*WHAT TO PRODUCE*:
Repeat every record below exactly, leaving out the pictures.

(Dataset items)
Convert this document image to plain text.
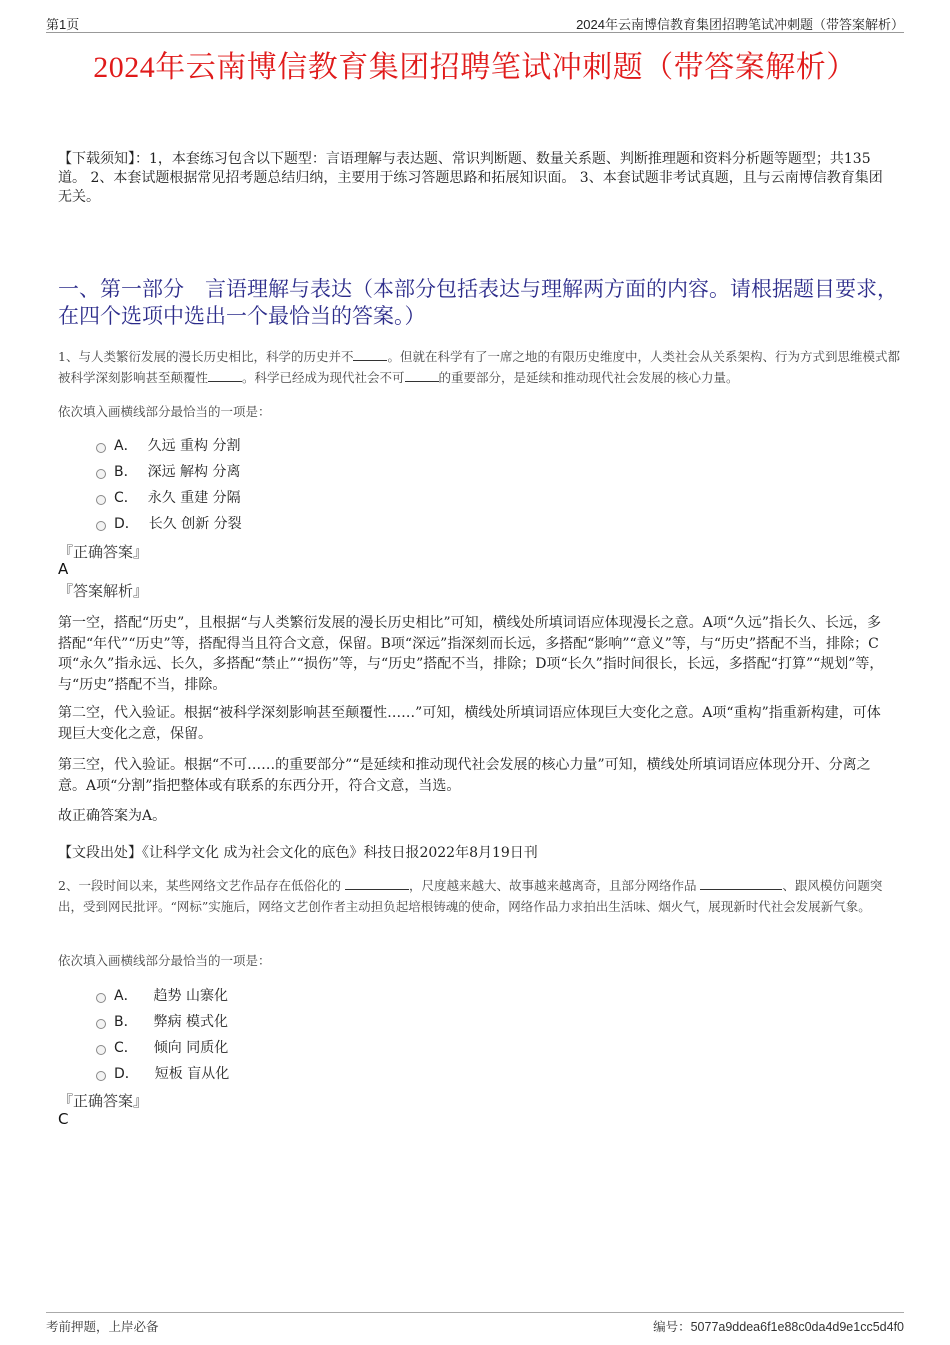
第1页	2024年云南博信教育集团招聘笔试冲刺题（带答案解析）
2024年云南博信教育集团招聘笔试冲刺题（带答案解析）
【下载须知】：1，本套练习包含以下题型：言语理解与表达题、常识判断题、数量关系题、判断推理题和资料分析题等题型；共135道。 2、本套试题根据常见招考题总结归纳，主要用于练习答题思路和拓展知识面。 3、本套试题非考试真题，且与云南博信教育集团无关。
一、第一部分　言语理解与表达（本部分包括表达与理解两方面的内容。请根据题目要求，在四个选项中选出一个最恰当的答案。）
1、与人类繁衍发展的漫长历史相比，科学的历史并不	。但就在科学有了一席之地的有限历史维度中，人类社会从关系架构、行为方式到思维模式都被科学深刻影响甚至颠覆性	。科学已经成为现代社会不可	的重要部分，是延续和推动现代社会发展的核心力量。
依次填入画横线部分最恰当的一项是：
A． 久远 重构 分割
B． 深远 解构 分离
C． 永久 重建 分隔
D． 长久 创新 分裂
『正确答案』
A
『答案解析』
第一空，搭配“历史”，且根据“与人类繁衍发展的漫长历史相比”可知，横线处所填词语应体现漫长之意。A项“久远”指长久、长远，多搭配“年代”“历史”等，搭配得当且符合文意，保留。B项“深远”指深刻而长远，多搭配“影响”“意义”等，与“历史”搭配不当，排除；C项“永久”指永远、长久，多搭配“禁止”“损伤”等，与“历史”搭配不当，排除；D项“长久”指时间很长，长远，多搭配“打算”“规划”等，与“历史”搭配不当，排除。
第二空，代入验证。根据“被科学深刻影响甚至颠覆性……”可知，横线处所填词语应体现巨大变化之意。A项“重构”指重新构建，可体现巨大变化之意，保留。
第三空，代入验证。根据“不可……的重要部分”“是延续和推动现代社会发展的核心力量”可知，横线处所填词语应体现分开、分离之意。A项“分割”指把整体或有联系的东西分开，符合文意，当选。
故正确答案为A。
【文段出处】《让科学文化 成为社会文化的底色》科技日报2022年8月19日刊
2、一段时间以来，某些网络文艺作品存在低俗化的	，尺度越来越大、故事越来越离奇，且部分网络作品	、跟风模仿问题突出，受到网民批评。“网标”实施后，网络文艺创作者主动担负起培根铸魂的使命，网络作品力求拍出生活味、烟火气，展现新时代社会发展新气象。
依次填入画横线部分最恰当的一项是：
A． 趋势 山寨化
B． 弊病 模式化
C． 倾向 同质化
D． 短板 盲从化
『正确答案』
C
考前押题，上岸必备	编号：5077a9ddea6f1e88c0da4d9e1cc5d4f0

*FULL RESPONSE*:
Convert this document image to plain text.
第1页	2024年云南博信教育集团招聘笔试冲刺题（带答案解析）
2024年云南博信教育集团招聘笔试冲刺题（带答案解析）
【下载须知】：1，本套练习包含以下题型：言语理解与表达题、常识判断题、数量关系题、判断推理题和资料分析题等题型；共135道。 2、本套试题根据常见招考题总结归纳，主要用于练习答题思路和拓展知识面。 3、本套试题非考试真题，且与云南博信教育集团无关。
一、第一部分　言语理解与表达（本部分包括表达与理解两方面的内容。请根据题目要求，在四个选项中选出一个最恰当的答案。）
1、与人类繁衍发展的漫长历史相比，科学的历史并不	。但就在科学有了一席之地的有限历史维度中，人类社会从关系架构、行为方式到思维模式都被科学深刻影响甚至颠覆性	。科学已经成为现代社会不可	的重要部分，是延续和推动现代社会发展的核心力量。
依次填入画横线部分最恰当的一项是：
A． 久远 重构 分割
B． 深远 解构 分离
C． 永久 重建 分隔
D． 长久 创新 分裂
『正确答案』
A
『答案解析』
第一空，搭配“历史”，且根据“与人类繁衍发展的漫长历史相比”可知，横线处所填词语应体现漫长之意。A项“久远”指长久、长远，多搭配“年代”“历史”等，搭配得当且符合文意，保留。B项“深远”指深刻而长远，多搭配“影响”“意义”等，与“历史”搭配不当，排除；C项“永久”指永远、长久，多搭配“禁止”“损伤”等，与“历史”搭配不当，排除；D项“长久”指时间很长，长远，多搭配“打算”“规划”等，与“历史”搭配不当，排除。
第二空，代入验证。根据“被科学深刻影响甚至颠覆性……”可知，横线处所填词语应体现巨大变化之意。A项“重构”指重新构建，可体现巨大变化之意，保留。
第三空，代入验证。根据“不可……的重要部分”“是延续和推动现代社会发展的核心力量”可知，横线处所填词语应体现分开、分离之意。A项“分割”指把整体或有联系的东西分开，符合文意，当选。
故正确答案为A。
【文段出处】《让科学文化 成为社会文化的底色》科技日报2022年8月19日刊
2、一段时间以来，某些网络文艺作品存在低俗化的	，尺度越来越大、故事越来越离奇，且部分网络作品	、跟风模仿问题突出，受到网民批评。“网标”实施后，网络文艺创作者主动担负起培根铸魂的使命，网络作品力求拍出生活味、烟火气，展现新时代社会发展新气象。
依次填入画横线部分最恰当的一项是：
A． 趋势 山寨化
B． 弊病 模式化
C． 倾向 同质化
D． 短板 盲从化
『正确答案』
C
考前押题，上岸必备	编号：5077a9ddea6f1e88c0da4d9e1cc5d4f0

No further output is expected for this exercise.